Fragmento mostrado:
++++++++
Tomás Bobadilla.
Tomado de la Obra Siluetas de Miguel Ángel Garrido. Pág. 187 y sig.
Este, lector, es un prodigio de confusiones andróginas. Una luz esquiva juguetea en su sonrisa saturnina, visto de frente, tiene la unción de un benedictino. De perfil, es moramente la reminiscencia de un carbonario. Hacia el mal consolando a la víctima. Hacia el bien burlándose del beneficio.
Dualista imposible, lo mismo estimaba a Santanas que a Cristo. Un cirio de llama verde, en medio a la oscuridad agorera de un templo en ruina, es menos fantástico que el resplandor de su historia. Cantaba el salmo de la libertad en un libro de Maquiavelo. Su ironía era un fluido anestesiarte. Una carcajada sin tregua era su fe. Se reía de todo: de la justicia, del derecho, de la Religión, del Deber, de Duarte, de Santana, de Jiménez, de Báez, de si mismo, cuando no hallaba de quien reírse en su infinita incredulidad.
Viejo, tenía la juventud de Saint-Just. Joven tuvo la vejez de Richelieu. Qué tránsfuga de los principios!. Qué inventario de paradojas casuísticas y de axiomas liberticidas! Para su conciencia de vida era una oriflama que debía plegarse dulcemente a las inciertas adulaciones del viento.
Con Boyer, con la menguada servidumbre de la República, en su calidad de Comisario del gobierno, votaba y ejecutaba la muerte de los revolucionarios dominicanos de “Los Alcarrizos” en 1824; y defendía en la prensa, en 1825, las notas diplomáticas de Haití contra el reclamo hecho por España en favor de la desocupación inmediata de la parte española de Santo Domingo.
Con el grupo de los afrancesados, con los que no creyeron jamás en la independencia Nacional, se complacía en desacreditar los planes separatistas de Duarte; y corrió, no obstante, inopinadamente, a última hora, a poner en conocimiento de los febreristas el peligro de las combinaciones de Levasseur, para precipitar con ellos el heroico grito de la Redención del Baluarte.
++++++++
Los datos:
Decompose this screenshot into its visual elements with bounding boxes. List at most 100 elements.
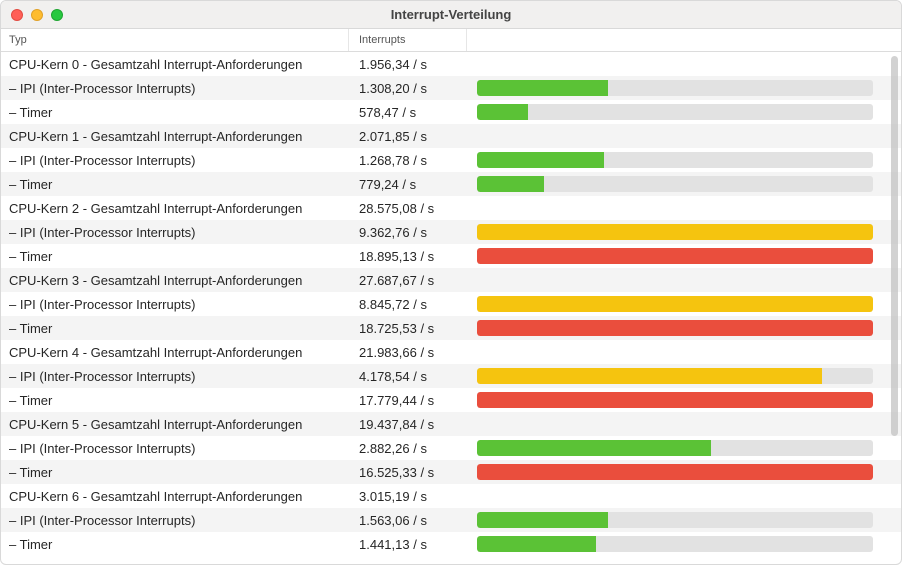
bar-fill: [477, 152, 604, 168]
cell-bar: [467, 320, 901, 336]
table-row[interactable]: CPU-Kern 2 - Gesamtzahl Interrupt-Anford…: [1, 196, 901, 220]
cell-bar: [467, 536, 901, 552]
table-body[interactable]: CPU-Kern 0 - Gesamtzahl Interrupt-Anford…: [1, 52, 901, 564]
table-row[interactable]: – Timer18.895,13 / s: [1, 244, 901, 268]
cell-typ: – Timer: [1, 105, 349, 120]
cell-typ: CPU-Kern 5 - Gesamtzahl Interrupt-Anford…: [1, 417, 349, 432]
table-row[interactable]: – IPI (Inter-Processor Interrupts)8.845,…: [1, 292, 901, 316]
bar-track: [477, 176, 873, 192]
bar-track: [477, 464, 873, 480]
column-header-typ[interactable]: Typ: [1, 29, 349, 51]
cell-typ: CPU-Kern 3 - Gesamtzahl Interrupt-Anford…: [1, 273, 349, 288]
close-icon[interactable]: [11, 9, 23, 21]
cell-interrupts: 2.071,85 / s: [349, 129, 467, 144]
cell-typ: CPU-Kern 4 - Gesamtzahl Interrupt-Anford…: [1, 345, 349, 360]
cell-interrupts: 1.956,34 / s: [349, 57, 467, 72]
table-row[interactable]: CPU-Kern 4 - Gesamtzahl Interrupt-Anford…: [1, 340, 901, 364]
cell-typ: – Timer: [1, 465, 349, 480]
scrollbar-thumb[interactable]: [891, 56, 898, 436]
bar-track: [477, 368, 873, 384]
cell-interrupts: 4.178,54 / s: [349, 369, 467, 384]
cell-interrupts: 18.895,13 / s: [349, 249, 467, 264]
cell-interrupts: 28.575,08 / s: [349, 201, 467, 216]
cell-typ: – Timer: [1, 321, 349, 336]
cell-interrupts: 578,47 / s: [349, 105, 467, 120]
cell-bar: [467, 176, 901, 192]
cell-interrupts: 21.983,66 / s: [349, 345, 467, 360]
table-row[interactable]: – Timer18.725,53 / s: [1, 316, 901, 340]
cell-bar: [467, 392, 901, 408]
table-row[interactable]: CPU-Kern 6 - Gesamtzahl Interrupt-Anford…: [1, 484, 901, 508]
table-row[interactable]: CPU-Kern 5 - Gesamtzahl Interrupt-Anford…: [1, 412, 901, 436]
cell-bar: [467, 248, 901, 264]
cell-interrupts: 17.779,44 / s: [349, 393, 467, 408]
cell-interrupts: 19.437,84 / s: [349, 417, 467, 432]
table-row[interactable]: – Timer578,47 / s: [1, 100, 901, 124]
bar-fill: [477, 320, 873, 336]
bar-track: [477, 392, 873, 408]
bar-track: [477, 248, 873, 264]
column-header-typ-label: Typ: [9, 34, 27, 46]
cell-typ: – Timer: [1, 177, 349, 192]
cell-typ: – IPI (Inter-Processor Interrupts): [1, 81, 349, 96]
cell-interrupts: 1.268,78 / s: [349, 153, 467, 168]
cell-typ: – IPI (Inter-Processor Interrupts): [1, 441, 349, 456]
cell-interrupts: 16.525,33 / s: [349, 465, 467, 480]
column-header-bar[interactable]: [467, 29, 901, 51]
window-controls: [1, 9, 63, 21]
bar-track: [477, 440, 873, 456]
bar-track: [477, 320, 873, 336]
cell-interrupts: 8.845,72 / s: [349, 297, 467, 312]
cell-interrupts: 1.308,20 / s: [349, 81, 467, 96]
cell-bar: [467, 224, 901, 240]
cell-typ: CPU-Kern 2 - Gesamtzahl Interrupt-Anford…: [1, 201, 349, 216]
cell-bar: [467, 152, 901, 168]
column-header-interrupts-label: Interrupts: [359, 34, 405, 46]
bar-track: [477, 104, 873, 120]
cell-bar: [467, 368, 901, 384]
bar-fill: [477, 224, 873, 240]
cell-typ: – IPI (Inter-Processor Interrupts): [1, 369, 349, 384]
table-row[interactable]: – IPI (Inter-Processor Interrupts)9.362,…: [1, 220, 901, 244]
cell-typ: – Timer: [1, 393, 349, 408]
bar-fill: [477, 512, 608, 528]
table-row[interactable]: – IPI (Inter-Processor Interrupts)1.308,…: [1, 76, 901, 100]
column-header-interrupts[interactable]: Interrupts: [349, 29, 467, 51]
table-row[interactable]: – Timer779,24 / s: [1, 172, 901, 196]
minimize-icon[interactable]: [31, 9, 43, 21]
bar-fill: [477, 536, 596, 552]
bar-track: [477, 512, 873, 528]
cell-bar: [467, 440, 901, 456]
cell-bar: [467, 296, 901, 312]
table-row[interactable]: – IPI (Inter-Processor Interrupts)4.178,…: [1, 364, 901, 388]
table-row[interactable]: CPU-Kern 1 - Gesamtzahl Interrupt-Anford…: [1, 124, 901, 148]
cell-interrupts: 9.362,76 / s: [349, 225, 467, 240]
bar-track: [477, 152, 873, 168]
table-row[interactable]: – Timer17.779,44 / s: [1, 388, 901, 412]
table-header: Typ Interrupts: [1, 29, 901, 52]
table-row[interactable]: – IPI (Inter-Processor Interrupts)2.882,…: [1, 436, 901, 460]
zoom-icon[interactable]: [51, 9, 63, 21]
table-row[interactable]: – Timer1.441,13 / s: [1, 532, 901, 556]
cell-typ: CPU-Kern 6 - Gesamtzahl Interrupt-Anford…: [1, 489, 349, 504]
bar-track: [477, 224, 873, 240]
table-row[interactable]: CPU-Kern 3 - Gesamtzahl Interrupt-Anford…: [1, 268, 901, 292]
cell-interrupts: 1.441,13 / s: [349, 537, 467, 552]
bar-fill: [477, 176, 544, 192]
table-row[interactable]: CPU-Kern 0 - Gesamtzahl Interrupt-Anford…: [1, 52, 901, 76]
cell-bar: [467, 464, 901, 480]
table-row[interactable]: – Timer16.525,33 / s: [1, 460, 901, 484]
cell-interrupts: 3.015,19 / s: [349, 489, 467, 504]
cell-typ: CPU-Kern 1 - Gesamtzahl Interrupt-Anford…: [1, 129, 349, 144]
titlebar[interactable]: Interrupt-Verteilung: [1, 1, 901, 29]
bar-fill: [477, 440, 711, 456]
cell-interrupts: 2.882,26 / s: [349, 441, 467, 456]
cell-interrupts: 18.725,53 / s: [349, 321, 467, 336]
table-row[interactable]: – IPI (Inter-Processor Interrupts)1.563,…: [1, 508, 901, 532]
table-row[interactable]: – IPI (Inter-Processor Interrupts)1.268,…: [1, 148, 901, 172]
cell-bar: [467, 80, 901, 96]
bar-fill: [477, 104, 528, 120]
cell-interrupts: 779,24 / s: [349, 177, 467, 192]
cell-typ: – IPI (Inter-Processor Interrupts): [1, 297, 349, 312]
bar-track: [477, 536, 873, 552]
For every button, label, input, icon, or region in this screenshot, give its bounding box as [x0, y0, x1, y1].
++++++++
Tareas propuestas:
**a.** Copia sin ningún cambio las líneas de las entradas, empezando por la que contiene "bar-fill: [477, 152, 604, 168]" y terminando en la que contiene "cell-interrupts: 17.779,44 /", ambas incluidas.
**b.** Retoma el texto sobre Tomás Bobadilla y continúalo a partir de su última oración.

Resultados del ejercicio:
**a.**
bar-fill: [477, 152, 604, 168]
cell-bar: [467, 320, 901, 336]
table-row[interactable]: CPU-Kern 2 - Gesamtzahl Interrupt-Anford…: [1, 196, 901, 220]
cell-bar: [467, 536, 901, 552]
table-body[interactable]: CPU-Kern 0 - Gesamtzahl Interrupt-Anford…: [1, 52, 901, 564]
table-row[interactable]: – Timer18.895,13 / s: [1, 244, 901, 268]
cell-typ: – Timer: [1, 105, 349, 120]
cell-typ: CPU-Kern 5 - Gesamtzahl Interrupt-Anford…: [1, 417, 349, 432]
table-row[interactable]: – IPI (Inter-Processor Interrupts)8.845,…: [1, 292, 901, 316]
bar-track: [477, 176, 873, 192]
bar-track: [477, 464, 873, 480]
column-header-typ[interactable]: Typ: [1, 29, 349, 51]
cell-typ: CPU-Kern 3 - Gesamtzahl Interrupt-Anford…: [1, 273, 349, 288]
close-icon[interactable]: [11, 9, 23, 21]
cell-interrupts: 2.071,85 / s: [349, 129, 467, 144]
cell-typ: CPU-Kern 4 - Gesamtzahl Interrupt-Anford…: [1, 345, 349, 360]
cell-interrupts: 1.956,34 / s: [349, 57, 467, 72]
table-row[interactable]: CPU-Kern 4 - Gesamtzahl Interrupt-Anford…: [1, 340, 901, 364]
cell-typ: – Timer: [1, 465, 349, 480]
scrollbar-thumb[interactable]: [891, 56, 898, 436]
bar-track: [477, 368, 873, 384]
cell-interrupts: 4.178,54 / s: [349, 369, 467, 384]
cell-interrupts: 18.895,13 / s: [349, 249, 467, 264]
cell-interrupts: 28.575,08 / s: [349, 201, 467, 216]
cell-typ: – Timer: [1, 321, 349, 336]
cell-interrupts: 578,47 / s: [349, 105, 467, 120]
cell-bar: [467, 176, 901, 192]
cell-interrupts: 21.983,66 / s: [349, 345, 467, 360]
table-row[interactable]: – Timer18.725,53 / s: [1, 316, 901, 340]
cell-bar: [467, 392, 901, 408]
table-row[interactable]: CPU-Kern 6 - Gesamtzahl Interrupt-Anford…: [1, 484, 901, 508]
table-row[interactable]: CPU-Kern 5 - Gesamtzahl Interrupt-Anford…: [1, 412, 901, 436]
cell-bar: [467, 248, 901, 264]
cell-interrupts: 17.779,44 / s: [349, 393, 467, 408]

**b.**
Presidente de la Junta Central Gubernativa, la noche de Febrero, su presencia entre aquellos generosos adalides de la Patria, puso asombro en el corazón de los descreídos, desconfianza en el discreto silencio de algunos patriotas, reconciliación efusiva en el ánimo de los monos previsores, amañada esperanza en las maquinaciones de los conservadores que, en el instante mismo de la redención, prepararon el huracán de las cruentas perfidias con que pagó el futuro la obra santamente gloriosa de los trinitarios.
Causa, origen, alma de las desgracias que aun cosecha el país en su asendereada vida de inestables garantías, de alzamientos y miserias, de levaduras infames, este hombre temible puso en camino de perdición la República, lanzando al campo de la libertad esta manzana de odios y pugilatos fratricidas; Santana.
Lo alzó a la majestad del Poder, improvisándolo, y le dio el concurso de cuantos miraban de soslayo la Patria Libre para buscar en el protectorado francés lo que no creyeron que podría realizar la fuerte virtualidad del patriotismo del pueblo. Lo alzó a la prepotencia del mando absoluto, y puso en sus manos la desoladora dictadura militar del artículo 210 de la Constitución de 1844, los consejos de guerra cuyo código de “a verdad sabida y buena fe guardada” levantaba un patíbulo al amparo de cada sospecha o cada delación inicua, y los tenebrosos decretos con que se consumó el sacrificio de Duarte, de Sánchez, de Pina, de Pérez, de todos los fundadores ilustres de la República.
Lo alzó, y desvaneciéndose un día el ascendiente de sus inspiraciones, caído de la gracia, hubiera pagado sus incontables errores, castigado por el ismo a quien erigió en dueño atrevido de la Nación, si la sagacidad de su raro talento no le induce a aceptar en momentos difíciles, en 1847, su expulsión del Congreso, y su extrañamiento del país.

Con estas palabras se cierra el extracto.